### What you will do
Reproduce every line in the listing that contains the word "包括双边".

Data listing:
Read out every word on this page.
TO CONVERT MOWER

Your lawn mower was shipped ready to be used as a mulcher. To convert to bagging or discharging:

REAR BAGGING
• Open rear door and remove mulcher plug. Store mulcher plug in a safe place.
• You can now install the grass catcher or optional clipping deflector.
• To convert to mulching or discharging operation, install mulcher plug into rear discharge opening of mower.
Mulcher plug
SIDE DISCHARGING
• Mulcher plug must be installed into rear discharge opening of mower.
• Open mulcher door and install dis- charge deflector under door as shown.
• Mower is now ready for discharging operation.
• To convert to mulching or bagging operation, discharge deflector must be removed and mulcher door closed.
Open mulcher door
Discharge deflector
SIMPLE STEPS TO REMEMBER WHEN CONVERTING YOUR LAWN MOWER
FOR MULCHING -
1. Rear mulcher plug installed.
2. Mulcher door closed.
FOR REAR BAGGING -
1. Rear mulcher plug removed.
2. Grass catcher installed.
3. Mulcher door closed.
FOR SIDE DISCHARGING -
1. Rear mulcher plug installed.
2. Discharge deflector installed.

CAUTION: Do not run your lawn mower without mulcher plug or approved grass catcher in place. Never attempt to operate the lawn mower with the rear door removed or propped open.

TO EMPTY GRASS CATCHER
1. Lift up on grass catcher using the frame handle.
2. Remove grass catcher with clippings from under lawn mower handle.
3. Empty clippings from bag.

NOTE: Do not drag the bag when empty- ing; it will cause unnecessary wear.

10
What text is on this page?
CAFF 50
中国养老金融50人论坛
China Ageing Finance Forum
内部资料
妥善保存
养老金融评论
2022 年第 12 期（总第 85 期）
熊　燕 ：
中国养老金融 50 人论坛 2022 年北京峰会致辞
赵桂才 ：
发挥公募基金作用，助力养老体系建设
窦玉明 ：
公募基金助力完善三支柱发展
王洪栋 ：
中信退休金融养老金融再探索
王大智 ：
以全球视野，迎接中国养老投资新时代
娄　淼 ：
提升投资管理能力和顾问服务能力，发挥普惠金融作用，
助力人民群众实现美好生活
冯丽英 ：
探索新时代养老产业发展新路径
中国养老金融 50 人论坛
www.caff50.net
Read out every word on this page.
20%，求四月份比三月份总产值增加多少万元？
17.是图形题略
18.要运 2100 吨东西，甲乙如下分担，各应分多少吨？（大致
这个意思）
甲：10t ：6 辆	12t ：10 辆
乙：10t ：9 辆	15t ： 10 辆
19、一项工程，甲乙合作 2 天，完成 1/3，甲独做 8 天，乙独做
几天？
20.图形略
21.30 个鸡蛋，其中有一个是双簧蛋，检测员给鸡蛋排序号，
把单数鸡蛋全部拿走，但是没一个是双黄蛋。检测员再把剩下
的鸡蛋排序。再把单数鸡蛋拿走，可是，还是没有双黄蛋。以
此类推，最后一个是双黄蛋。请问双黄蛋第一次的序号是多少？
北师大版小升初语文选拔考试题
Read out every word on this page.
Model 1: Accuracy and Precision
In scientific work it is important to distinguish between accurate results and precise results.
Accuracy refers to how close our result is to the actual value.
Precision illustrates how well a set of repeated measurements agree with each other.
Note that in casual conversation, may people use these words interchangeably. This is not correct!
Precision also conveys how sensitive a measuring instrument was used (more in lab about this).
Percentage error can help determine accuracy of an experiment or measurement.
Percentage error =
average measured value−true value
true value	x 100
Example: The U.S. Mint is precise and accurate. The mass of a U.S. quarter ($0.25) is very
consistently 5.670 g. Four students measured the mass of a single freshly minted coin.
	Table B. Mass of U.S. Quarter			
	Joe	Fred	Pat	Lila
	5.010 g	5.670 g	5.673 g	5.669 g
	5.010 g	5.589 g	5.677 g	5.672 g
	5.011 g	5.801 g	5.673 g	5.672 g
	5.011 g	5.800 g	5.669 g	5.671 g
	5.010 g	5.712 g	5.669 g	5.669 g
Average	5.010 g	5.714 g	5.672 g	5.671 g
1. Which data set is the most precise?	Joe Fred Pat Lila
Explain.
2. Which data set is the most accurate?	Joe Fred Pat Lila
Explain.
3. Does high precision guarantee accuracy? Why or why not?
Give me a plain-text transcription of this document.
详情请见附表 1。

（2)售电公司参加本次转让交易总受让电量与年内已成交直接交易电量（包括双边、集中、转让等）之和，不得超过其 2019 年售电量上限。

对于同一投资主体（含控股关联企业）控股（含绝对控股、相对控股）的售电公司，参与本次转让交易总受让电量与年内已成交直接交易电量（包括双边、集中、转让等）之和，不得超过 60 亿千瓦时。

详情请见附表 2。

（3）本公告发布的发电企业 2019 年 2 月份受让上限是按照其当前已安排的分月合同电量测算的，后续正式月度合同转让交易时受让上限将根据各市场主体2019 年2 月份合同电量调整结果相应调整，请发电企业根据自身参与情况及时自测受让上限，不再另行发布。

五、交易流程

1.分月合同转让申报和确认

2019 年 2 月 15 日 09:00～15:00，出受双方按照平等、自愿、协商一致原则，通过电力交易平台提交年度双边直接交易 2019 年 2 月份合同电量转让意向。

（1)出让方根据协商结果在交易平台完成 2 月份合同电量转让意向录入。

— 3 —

### Solution to this exercise
（2)售电公司参加本次转让交易总受让电量与年内已成交直接交易电量（包括双边、集中、转让等）之和，不得超过其 2019 年售电量上限。
对于同一投资主体（含控股关联企业）控股（含绝对控股、相对控股）的售电公司，参与本次转让交易总受让电量与年内已成交直接交易电量（包括双边、集中、转让等）之和，不得超过 60 亿千瓦时。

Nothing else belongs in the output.